» Work to do: Return a copy of each line that holds the string "text".

[Data entries]
— Start —

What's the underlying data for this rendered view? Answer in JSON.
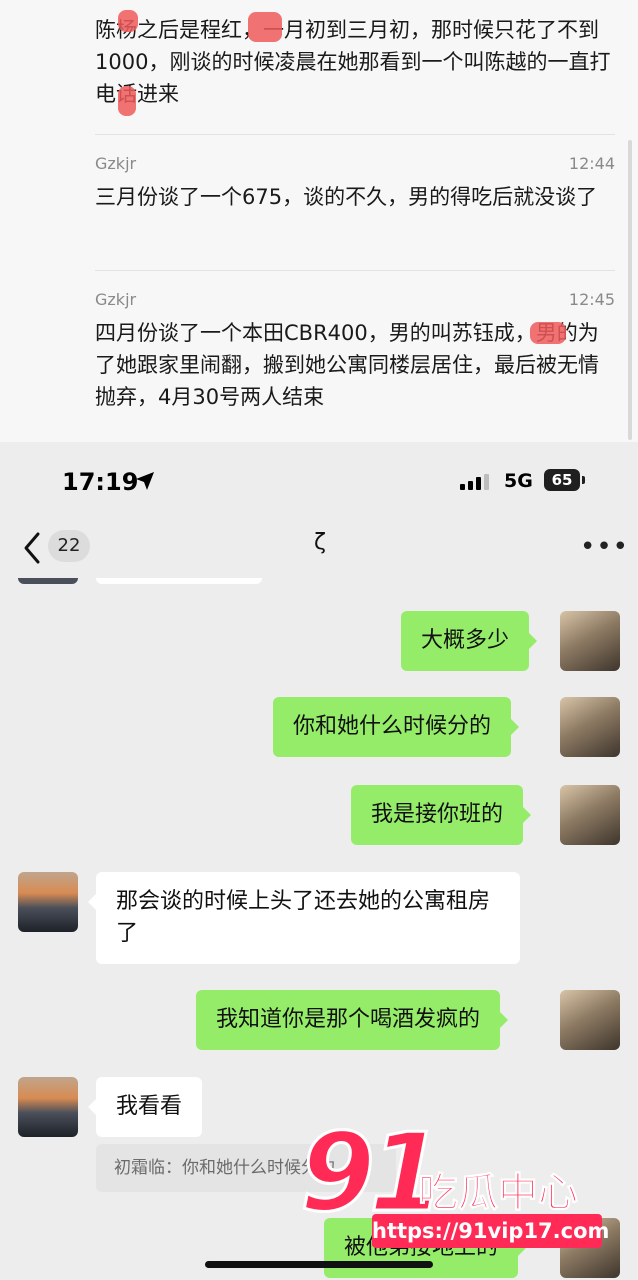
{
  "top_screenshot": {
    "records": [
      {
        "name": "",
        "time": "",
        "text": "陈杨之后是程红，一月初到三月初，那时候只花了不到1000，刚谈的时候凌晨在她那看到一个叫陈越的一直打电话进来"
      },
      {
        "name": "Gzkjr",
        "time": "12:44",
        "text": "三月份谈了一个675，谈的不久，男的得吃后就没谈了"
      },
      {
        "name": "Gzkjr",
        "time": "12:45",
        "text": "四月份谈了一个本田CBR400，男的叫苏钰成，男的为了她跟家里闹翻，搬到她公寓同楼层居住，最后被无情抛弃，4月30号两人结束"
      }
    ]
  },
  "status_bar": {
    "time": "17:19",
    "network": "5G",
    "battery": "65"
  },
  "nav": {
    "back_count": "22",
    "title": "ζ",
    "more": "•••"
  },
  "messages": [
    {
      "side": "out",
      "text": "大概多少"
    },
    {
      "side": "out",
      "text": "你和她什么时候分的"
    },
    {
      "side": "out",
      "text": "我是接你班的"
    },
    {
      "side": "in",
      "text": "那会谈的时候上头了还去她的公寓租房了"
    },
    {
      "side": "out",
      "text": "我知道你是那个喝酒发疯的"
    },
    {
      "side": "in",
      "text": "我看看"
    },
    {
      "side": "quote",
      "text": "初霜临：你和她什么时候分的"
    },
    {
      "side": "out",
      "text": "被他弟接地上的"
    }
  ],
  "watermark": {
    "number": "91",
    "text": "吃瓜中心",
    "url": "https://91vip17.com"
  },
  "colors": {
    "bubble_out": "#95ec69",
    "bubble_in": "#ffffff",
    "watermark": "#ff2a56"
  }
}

— End —

» Full answer:
        "text": "陈杨之后是程红，一月初到三月初，那时候只花了不到1000，刚谈的时候凌晨在她那看到一个叫陈越的一直打电话进来"
        "text": "三月份谈了一个675，谈的不久，男的得吃后就没谈了"
        "text": "四月份谈了一个本田CBR400，男的叫苏钰成，男的为了她跟家里闹翻，搬到她公寓同楼层居住，最后被无情抛弃，4月30号两人结束"
      "text": "大概多少"
      "text": "你和她什么时候分的"
      "text": "我是接你班的"
      "text": "那会谈的时候上头了还去她的公寓租房了"
      "text": "我知道你是那个喝酒发疯的"
      "text": "我看看"
      "text": "初霜临：你和她什么时候分的"
      "text": "被他弟接地上的"
    "text": "吃瓜中心",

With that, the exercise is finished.